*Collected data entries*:
══════

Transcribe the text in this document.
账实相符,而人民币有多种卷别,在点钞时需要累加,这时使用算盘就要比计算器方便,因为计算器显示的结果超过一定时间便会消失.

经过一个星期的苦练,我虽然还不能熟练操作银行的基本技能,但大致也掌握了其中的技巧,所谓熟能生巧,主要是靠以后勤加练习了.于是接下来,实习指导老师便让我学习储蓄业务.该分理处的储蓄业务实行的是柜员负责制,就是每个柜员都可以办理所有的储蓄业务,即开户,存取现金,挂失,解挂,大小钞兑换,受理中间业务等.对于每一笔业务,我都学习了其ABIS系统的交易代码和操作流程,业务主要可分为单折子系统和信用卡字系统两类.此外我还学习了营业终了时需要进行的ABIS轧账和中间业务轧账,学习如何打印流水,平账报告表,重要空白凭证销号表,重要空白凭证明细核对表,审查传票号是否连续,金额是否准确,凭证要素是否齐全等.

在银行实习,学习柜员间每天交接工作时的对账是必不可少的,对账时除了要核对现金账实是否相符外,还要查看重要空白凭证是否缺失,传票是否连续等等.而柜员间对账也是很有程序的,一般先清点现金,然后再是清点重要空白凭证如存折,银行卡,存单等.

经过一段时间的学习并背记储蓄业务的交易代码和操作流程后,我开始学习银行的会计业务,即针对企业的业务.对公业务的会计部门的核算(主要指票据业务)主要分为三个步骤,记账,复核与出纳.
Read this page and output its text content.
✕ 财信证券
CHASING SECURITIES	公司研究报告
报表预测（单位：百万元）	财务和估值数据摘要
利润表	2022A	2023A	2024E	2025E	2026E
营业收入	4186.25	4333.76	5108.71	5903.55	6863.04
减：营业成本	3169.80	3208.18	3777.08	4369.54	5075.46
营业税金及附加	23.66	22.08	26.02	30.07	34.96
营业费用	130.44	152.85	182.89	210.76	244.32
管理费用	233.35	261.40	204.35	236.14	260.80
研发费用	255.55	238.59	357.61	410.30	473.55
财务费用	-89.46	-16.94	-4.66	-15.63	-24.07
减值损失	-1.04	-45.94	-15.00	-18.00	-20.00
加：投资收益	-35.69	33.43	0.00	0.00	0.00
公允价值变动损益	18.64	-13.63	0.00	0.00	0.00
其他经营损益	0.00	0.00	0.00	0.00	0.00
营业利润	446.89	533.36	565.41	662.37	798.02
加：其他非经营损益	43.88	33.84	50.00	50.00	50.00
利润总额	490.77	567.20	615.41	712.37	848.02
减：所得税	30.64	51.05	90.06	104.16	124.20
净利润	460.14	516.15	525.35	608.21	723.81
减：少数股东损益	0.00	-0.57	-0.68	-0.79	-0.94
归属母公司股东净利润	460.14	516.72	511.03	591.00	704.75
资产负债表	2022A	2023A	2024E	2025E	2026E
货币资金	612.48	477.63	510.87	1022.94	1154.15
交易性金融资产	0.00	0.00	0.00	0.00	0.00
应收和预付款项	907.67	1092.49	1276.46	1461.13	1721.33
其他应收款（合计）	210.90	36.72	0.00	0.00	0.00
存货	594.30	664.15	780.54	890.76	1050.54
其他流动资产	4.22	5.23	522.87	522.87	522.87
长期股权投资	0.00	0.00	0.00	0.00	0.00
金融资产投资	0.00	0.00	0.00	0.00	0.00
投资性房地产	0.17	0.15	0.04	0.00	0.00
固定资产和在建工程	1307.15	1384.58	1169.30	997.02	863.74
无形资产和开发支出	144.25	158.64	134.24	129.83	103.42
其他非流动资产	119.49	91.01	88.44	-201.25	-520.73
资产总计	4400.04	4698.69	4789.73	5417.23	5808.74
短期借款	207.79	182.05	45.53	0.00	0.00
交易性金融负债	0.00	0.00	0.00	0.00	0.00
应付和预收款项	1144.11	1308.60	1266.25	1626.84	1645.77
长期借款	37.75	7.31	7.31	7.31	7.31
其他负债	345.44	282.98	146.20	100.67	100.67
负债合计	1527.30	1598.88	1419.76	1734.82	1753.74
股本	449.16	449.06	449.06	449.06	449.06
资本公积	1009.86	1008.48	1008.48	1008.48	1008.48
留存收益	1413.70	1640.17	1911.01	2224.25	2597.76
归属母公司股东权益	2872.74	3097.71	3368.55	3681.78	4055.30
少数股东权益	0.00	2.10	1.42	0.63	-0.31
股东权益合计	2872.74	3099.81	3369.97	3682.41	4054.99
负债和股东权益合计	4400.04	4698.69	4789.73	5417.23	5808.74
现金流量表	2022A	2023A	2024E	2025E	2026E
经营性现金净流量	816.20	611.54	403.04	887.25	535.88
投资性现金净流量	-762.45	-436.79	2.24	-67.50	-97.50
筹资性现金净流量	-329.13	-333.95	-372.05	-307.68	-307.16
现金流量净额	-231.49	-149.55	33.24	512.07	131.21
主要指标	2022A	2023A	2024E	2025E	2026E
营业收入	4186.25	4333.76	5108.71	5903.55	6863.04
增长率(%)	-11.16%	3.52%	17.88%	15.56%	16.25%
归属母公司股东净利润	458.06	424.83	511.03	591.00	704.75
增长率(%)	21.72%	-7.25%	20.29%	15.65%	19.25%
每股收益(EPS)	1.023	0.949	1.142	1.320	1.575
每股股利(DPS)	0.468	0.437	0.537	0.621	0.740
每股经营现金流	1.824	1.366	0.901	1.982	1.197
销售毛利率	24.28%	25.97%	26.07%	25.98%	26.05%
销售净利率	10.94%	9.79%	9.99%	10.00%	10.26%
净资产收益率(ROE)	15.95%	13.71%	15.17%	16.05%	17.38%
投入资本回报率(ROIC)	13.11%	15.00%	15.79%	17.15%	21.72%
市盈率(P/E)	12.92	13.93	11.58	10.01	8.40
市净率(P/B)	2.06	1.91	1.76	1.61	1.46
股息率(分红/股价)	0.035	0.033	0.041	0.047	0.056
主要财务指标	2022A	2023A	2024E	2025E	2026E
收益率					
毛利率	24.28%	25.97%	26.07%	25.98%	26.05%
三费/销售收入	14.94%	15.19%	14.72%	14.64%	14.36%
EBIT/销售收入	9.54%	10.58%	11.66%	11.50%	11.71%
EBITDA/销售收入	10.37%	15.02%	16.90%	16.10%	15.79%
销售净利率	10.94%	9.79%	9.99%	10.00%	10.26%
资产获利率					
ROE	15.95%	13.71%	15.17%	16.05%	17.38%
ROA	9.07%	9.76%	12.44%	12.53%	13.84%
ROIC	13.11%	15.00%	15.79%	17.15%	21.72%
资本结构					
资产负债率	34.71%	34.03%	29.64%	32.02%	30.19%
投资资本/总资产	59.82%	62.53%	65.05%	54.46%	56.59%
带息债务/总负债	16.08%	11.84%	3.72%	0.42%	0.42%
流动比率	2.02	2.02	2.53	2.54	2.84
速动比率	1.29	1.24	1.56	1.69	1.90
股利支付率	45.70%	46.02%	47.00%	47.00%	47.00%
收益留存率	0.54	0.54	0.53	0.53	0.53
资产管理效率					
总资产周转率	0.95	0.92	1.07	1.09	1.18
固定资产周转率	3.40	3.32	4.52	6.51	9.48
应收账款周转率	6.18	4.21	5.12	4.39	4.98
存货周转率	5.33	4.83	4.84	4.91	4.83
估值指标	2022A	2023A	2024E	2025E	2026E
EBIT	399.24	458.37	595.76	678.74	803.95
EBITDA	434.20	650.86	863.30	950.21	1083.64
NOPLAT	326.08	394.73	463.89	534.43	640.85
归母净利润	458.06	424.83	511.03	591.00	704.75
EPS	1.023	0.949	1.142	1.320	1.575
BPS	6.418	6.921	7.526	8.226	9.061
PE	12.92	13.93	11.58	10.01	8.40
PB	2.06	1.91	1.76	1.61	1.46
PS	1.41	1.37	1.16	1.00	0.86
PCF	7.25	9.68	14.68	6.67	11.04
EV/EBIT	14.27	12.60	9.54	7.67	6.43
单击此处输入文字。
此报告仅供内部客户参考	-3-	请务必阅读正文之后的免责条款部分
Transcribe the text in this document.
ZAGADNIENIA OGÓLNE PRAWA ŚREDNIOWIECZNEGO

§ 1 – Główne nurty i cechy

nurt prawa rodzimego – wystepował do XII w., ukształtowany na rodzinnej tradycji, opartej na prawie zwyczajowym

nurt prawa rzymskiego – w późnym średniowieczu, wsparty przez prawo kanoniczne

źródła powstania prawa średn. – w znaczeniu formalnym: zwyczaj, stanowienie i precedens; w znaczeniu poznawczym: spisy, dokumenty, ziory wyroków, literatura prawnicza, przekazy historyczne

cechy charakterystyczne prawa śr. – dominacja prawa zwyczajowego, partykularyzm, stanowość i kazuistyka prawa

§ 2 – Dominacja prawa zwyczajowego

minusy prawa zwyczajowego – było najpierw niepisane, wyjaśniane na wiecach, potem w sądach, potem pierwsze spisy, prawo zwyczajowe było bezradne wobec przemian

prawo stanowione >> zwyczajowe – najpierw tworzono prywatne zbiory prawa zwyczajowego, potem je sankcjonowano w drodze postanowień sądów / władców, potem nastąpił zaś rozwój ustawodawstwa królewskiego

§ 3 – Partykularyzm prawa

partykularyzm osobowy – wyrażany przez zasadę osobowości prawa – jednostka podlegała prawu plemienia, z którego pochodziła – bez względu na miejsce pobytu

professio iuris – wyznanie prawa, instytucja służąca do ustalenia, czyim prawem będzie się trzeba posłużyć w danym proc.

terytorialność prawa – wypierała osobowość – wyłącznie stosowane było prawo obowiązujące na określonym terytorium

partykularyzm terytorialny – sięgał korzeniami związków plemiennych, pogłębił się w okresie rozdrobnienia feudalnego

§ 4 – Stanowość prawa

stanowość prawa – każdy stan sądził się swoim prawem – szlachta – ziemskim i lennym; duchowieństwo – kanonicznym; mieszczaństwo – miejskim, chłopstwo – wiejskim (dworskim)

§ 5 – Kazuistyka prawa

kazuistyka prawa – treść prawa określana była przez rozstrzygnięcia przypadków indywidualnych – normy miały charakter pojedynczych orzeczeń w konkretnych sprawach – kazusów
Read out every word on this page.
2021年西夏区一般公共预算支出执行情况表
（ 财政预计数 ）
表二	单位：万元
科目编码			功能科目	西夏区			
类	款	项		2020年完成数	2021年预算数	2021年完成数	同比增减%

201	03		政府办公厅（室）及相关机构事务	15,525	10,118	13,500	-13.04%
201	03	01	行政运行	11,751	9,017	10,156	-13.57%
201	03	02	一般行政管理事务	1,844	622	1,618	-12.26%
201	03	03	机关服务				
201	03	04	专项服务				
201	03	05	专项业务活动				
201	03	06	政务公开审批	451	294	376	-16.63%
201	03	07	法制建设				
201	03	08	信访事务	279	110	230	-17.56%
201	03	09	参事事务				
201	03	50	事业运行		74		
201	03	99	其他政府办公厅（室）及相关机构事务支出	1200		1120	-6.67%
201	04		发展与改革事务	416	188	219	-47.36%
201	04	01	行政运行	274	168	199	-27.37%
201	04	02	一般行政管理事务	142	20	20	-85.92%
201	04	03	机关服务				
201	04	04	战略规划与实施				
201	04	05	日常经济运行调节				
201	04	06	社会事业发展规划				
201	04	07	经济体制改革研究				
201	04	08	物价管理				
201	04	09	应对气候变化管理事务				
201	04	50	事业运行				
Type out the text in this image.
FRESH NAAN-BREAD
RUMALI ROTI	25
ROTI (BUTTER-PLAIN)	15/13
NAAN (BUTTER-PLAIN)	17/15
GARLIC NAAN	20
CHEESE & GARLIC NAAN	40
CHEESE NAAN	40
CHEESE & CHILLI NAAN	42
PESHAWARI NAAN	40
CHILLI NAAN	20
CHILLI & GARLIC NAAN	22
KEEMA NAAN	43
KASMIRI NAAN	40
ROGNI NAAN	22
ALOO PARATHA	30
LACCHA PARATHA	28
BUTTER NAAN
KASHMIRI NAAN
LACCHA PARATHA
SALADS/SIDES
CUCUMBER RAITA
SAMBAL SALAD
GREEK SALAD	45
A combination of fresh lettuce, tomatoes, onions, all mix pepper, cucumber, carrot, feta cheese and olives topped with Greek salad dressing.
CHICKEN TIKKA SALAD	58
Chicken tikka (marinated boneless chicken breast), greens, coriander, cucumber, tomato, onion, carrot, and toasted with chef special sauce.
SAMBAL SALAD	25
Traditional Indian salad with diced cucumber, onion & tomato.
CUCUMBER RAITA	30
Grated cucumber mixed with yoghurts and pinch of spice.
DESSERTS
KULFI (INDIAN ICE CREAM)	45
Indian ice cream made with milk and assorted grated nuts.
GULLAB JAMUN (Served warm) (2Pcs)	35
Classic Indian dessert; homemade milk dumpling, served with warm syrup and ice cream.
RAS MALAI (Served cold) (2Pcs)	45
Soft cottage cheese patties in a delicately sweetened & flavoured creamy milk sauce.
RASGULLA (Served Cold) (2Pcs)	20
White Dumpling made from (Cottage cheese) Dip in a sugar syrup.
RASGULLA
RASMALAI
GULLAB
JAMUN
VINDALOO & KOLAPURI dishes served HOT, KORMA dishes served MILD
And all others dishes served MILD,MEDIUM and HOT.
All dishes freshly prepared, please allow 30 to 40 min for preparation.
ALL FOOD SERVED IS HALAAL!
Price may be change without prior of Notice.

══════

*Problem requirements*:
Each line holding "text" must be found and copied.

*Answer to this problem*:
Transcribe the text in this document.
Read this page and output its text content.
Transcribe the text in this document.
Type out the text in this image.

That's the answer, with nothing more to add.